§ **Set problem**
Each entry below is to be transcribed exactly.

§ **Records to process**
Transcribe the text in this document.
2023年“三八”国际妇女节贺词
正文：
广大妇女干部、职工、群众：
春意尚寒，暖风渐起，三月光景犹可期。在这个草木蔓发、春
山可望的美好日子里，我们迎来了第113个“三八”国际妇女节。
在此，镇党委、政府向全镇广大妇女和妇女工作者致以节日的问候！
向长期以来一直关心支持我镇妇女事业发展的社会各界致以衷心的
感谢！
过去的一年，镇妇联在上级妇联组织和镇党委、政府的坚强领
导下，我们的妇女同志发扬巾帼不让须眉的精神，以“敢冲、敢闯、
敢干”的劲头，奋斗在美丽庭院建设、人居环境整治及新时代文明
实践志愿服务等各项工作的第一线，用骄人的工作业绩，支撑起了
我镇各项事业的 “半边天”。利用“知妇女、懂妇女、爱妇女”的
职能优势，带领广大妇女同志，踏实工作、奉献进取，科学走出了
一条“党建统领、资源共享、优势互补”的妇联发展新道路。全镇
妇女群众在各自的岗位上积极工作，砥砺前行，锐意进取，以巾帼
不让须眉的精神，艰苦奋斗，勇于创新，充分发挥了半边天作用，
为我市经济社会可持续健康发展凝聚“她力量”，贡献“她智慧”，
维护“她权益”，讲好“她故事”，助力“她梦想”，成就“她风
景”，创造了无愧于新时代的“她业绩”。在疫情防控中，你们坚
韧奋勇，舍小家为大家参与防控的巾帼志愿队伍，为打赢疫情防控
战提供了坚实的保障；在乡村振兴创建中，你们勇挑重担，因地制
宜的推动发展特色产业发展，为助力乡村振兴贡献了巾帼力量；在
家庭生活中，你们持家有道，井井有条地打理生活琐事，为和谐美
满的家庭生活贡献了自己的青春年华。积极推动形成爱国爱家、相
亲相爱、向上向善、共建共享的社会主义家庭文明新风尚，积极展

§ **Output of the exercise**
Transcribe the text in this document.
2023年“三八”国际妇女节贺词
正文：
广大妇女干部、职工、群众：
春意尚寒，暖风渐起，三月光景犹可期。在这个草木蔓发、春
山可望的美好日子里，我们迎来了第113个“三八”国际妇女节。
在此，镇党委、政府向全镇广大妇女和妇女工作者致以节日的问候！
向长期以来一直关心支持我镇妇女事业发展的社会各界致以衷心的
感谢！
过去的一年，镇妇联在上级妇联组织和镇党委、政府的坚强领
导下，我们的妇女同志发扬巾帼不让须眉的精神，以“敢冲、敢闯、
敢干”的劲头，奋斗在美丽庭院建设、人居环境整治及新时代文明
实践志愿服务等各项工作的第一线，用骄人的工作业绩，支撑起了
我镇各项事业的 “半边天”。利用“知妇女、懂妇女、爱妇女”的
职能优势，带领广大妇女同志，踏实工作、奉献进取，科学走出了
一条“党建统领、资源共享、优势互补”的妇联发展新道路。全镇
妇女群众在各自的岗位上积极工作，砥砺前行，锐意进取，以巾帼
不让须眉的精神，艰苦奋斗，勇于创新，充分发挥了半边天作用，
为我市经济社会可持续健康发展凝聚“她力量”，贡献“她智慧”，
维护“她权益”，讲好“她故事”，助力“她梦想”，成就“她风
景”，创造了无愧于新时代的“她业绩”。在疫情防控中，你们坚
韧奋勇，舍小家为大家参与防控的巾帼志愿队伍，为打赢疫情防控
战提供了坚实的保障；在乡村振兴创建中，你们勇挑重担，因地制
宜的推动发展特色产业发展，为助力乡村振兴贡献了巾帼力量；在
家庭生活中，你们持家有道，井井有条地打理生活琐事，为和谐美
满的家庭生活贡献了自己的青春年华。积极推动形成爱国爱家、相
亲相爱、向上向善、共建共享的社会主义家庭文明新风尚，积极展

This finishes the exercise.